WRITTEN INSTRUCTION -
Copy all records verbatim.

[Collection entries]
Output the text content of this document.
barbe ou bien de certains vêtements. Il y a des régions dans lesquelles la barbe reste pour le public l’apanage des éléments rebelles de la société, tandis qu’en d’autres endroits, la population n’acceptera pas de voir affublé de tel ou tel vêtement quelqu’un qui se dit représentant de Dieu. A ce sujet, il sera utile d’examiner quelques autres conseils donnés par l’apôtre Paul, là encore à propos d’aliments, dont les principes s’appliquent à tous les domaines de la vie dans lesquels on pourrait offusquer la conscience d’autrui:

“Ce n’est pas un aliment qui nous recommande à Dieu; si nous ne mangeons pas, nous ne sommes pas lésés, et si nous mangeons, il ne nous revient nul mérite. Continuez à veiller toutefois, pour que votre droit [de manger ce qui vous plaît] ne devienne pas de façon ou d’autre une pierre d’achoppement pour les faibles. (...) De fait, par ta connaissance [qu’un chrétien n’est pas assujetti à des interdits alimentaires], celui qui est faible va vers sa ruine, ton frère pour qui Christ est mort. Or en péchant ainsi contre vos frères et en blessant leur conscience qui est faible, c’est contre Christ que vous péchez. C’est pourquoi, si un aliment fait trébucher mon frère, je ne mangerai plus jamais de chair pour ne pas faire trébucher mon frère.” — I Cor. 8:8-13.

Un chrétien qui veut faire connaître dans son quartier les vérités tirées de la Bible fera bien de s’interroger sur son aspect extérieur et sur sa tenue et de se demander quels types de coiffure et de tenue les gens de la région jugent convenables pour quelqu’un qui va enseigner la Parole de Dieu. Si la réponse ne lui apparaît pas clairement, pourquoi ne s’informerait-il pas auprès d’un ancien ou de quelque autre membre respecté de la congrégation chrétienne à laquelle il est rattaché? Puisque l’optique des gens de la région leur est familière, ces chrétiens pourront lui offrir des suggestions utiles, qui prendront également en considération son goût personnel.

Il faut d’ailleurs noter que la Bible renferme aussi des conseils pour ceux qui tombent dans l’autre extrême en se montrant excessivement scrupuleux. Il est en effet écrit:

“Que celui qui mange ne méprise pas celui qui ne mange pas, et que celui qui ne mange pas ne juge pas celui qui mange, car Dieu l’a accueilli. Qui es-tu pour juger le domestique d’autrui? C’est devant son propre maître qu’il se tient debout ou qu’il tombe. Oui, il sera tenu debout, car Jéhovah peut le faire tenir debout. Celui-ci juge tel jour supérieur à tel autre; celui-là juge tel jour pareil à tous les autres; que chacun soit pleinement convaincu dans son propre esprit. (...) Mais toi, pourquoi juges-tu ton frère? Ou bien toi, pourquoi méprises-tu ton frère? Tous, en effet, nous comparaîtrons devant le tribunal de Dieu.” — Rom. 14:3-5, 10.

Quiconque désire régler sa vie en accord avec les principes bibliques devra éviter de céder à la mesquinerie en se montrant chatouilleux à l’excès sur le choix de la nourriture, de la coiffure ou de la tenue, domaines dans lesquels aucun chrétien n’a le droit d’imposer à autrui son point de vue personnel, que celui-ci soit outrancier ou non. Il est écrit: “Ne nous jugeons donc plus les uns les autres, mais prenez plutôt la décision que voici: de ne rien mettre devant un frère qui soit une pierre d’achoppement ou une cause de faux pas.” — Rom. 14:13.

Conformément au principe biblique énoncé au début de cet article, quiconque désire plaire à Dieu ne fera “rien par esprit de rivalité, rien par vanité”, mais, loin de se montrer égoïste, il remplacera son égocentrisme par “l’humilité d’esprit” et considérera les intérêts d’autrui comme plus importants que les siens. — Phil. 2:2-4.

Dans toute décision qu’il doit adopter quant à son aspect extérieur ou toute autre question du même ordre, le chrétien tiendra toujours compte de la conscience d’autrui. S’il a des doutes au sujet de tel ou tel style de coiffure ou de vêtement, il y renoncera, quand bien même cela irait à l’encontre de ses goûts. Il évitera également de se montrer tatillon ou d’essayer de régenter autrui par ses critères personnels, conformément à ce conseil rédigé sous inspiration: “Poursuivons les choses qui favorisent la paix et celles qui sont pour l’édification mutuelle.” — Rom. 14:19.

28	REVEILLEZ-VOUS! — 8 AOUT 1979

ANSWER TO THE EXERCISE -
Output the text content of this document.
barbe ou bien de certains vêtements. Il y a des régions dans lesquelles la barbe reste pour le public l’apanage des éléments rebelles de la société, tandis qu’en d’autres endroits, la population n’acceptera pas de voir affublé de tel ou tel vêtement quelqu’un qui se dit représentant de Dieu. A ce sujet, il sera utile d’examiner quelques autres conseils donnés par l’apôtre Paul, là encore à propos d’aliments, dont les principes s’appliquent à tous les domaines de la vie dans lesquels on pourrait offusquer la conscience d’autrui:

“Ce n’est pas un aliment qui nous recommande à Dieu; si nous ne mangeons pas, nous ne sommes pas lésés, et si nous mangeons, il ne nous revient nul mérite. Continuez à veiller toutefois, pour que votre droit [de manger ce qui vous plaît] ne devienne pas de façon ou d’autre une pierre d’achoppement pour les faibles. (...) De fait, par ta connaissance [qu’un chrétien n’est pas assujetti à des interdits alimentaires], celui qui est faible va vers sa ruine, ton frère pour qui Christ est mort. Or en péchant ainsi contre vos frères et en blessant leur conscience qui est faible, c’est contre Christ que vous péchez. C’est pourquoi, si un aliment fait trébucher mon frère, je ne mangerai plus jamais de chair pour ne pas faire trébucher mon frère.” — I Cor. 8:8-13.

Un chrétien qui veut faire connaître dans son quartier les vérités tirées de la Bible fera bien de s’interroger sur son aspect extérieur et sur sa tenue et de se demander quels types de coiffure et de tenue les gens de la région jugent convenables pour quelqu’un qui va enseigner la Parole de Dieu. Si la réponse ne lui apparaît pas clairement, pourquoi ne s’informerait-il pas auprès d’un ancien ou de quelque autre membre respecté de la congrégation chrétienne à laquelle il est rattaché? Puisque l’optique des gens de la région leur est familière, ces chrétiens pourront lui offrir des suggestions utiles, qui prendront également en considération son goût personnel.

Il faut d’ailleurs noter que la Bible renferme aussi des conseils pour ceux qui tombent dans l’autre extrême en se montrant excessivement scrupuleux. Il est en effet écrit:

“Que celui qui mange ne méprise pas celui qui ne mange pas, et que celui qui ne mange pas ne juge pas celui qui mange, car Dieu l’a accueilli. Qui es-tu pour juger le domestique d’autrui? C’est devant son propre maître qu’il se tient debout ou qu’il tombe. Oui, il sera tenu debout, car Jéhovah peut le faire tenir debout. Celui-ci juge tel jour supérieur à tel autre; celui-là juge tel jour pareil à tous les autres; que chacun soit pleinement convaincu dans son propre esprit. (...) Mais toi, pourquoi juges-tu ton frère? Ou bien toi, pourquoi méprises-tu ton frère? Tous, en effet, nous comparaîtrons devant le tribunal de Dieu.” — Rom. 14:3-5, 10.

Quiconque désire régler sa vie en accord avec les principes bibliques devra éviter de céder à la mesquinerie en se montrant chatouilleux à l’excès sur le choix de la nourriture, de la coiffure ou de la tenue, domaines dans lesquels aucun chrétien n’a le droit d’imposer à autrui son point de vue personnel, que celui-ci soit outrancier ou non. Il est écrit: “Ne nous jugeons donc plus les uns les autres, mais prenez plutôt la décision que voici: de ne rien mettre devant un frère qui soit une pierre d’achoppement ou une cause de faux pas.” — Rom. 14:13.

Conformément au principe biblique énoncé au début de cet article, quiconque désire plaire à Dieu ne fera “rien par esprit de rivalité, rien par vanité”, mais, loin de se montrer égoïste, il remplacera son égocentrisme par “l’humilité d’esprit” et considérera les intérêts d’autrui comme plus importants que les siens. — Phil. 2:2-4.

Dans toute décision qu’il doit adopter quant à son aspect extérieur ou toute autre question du même ordre, le chrétien tiendra toujours compte de la conscience d’autrui. S’il a des doutes au sujet de tel ou tel style de coiffure ou de vêtement, il y renoncera, quand bien même cela irait à l’encontre de ses goûts. Il évitera également de se montrer tatillon ou d’essayer de régenter autrui par ses critères personnels, conformément à ce conseil rédigé sous inspiration: “Poursuivons les choses qui favorisent la paix et celles qui sont pour l’édification mutuelle.” — Rom. 14:19.

28	REVEILLEZ-VOUS! — 8 AOUT 1979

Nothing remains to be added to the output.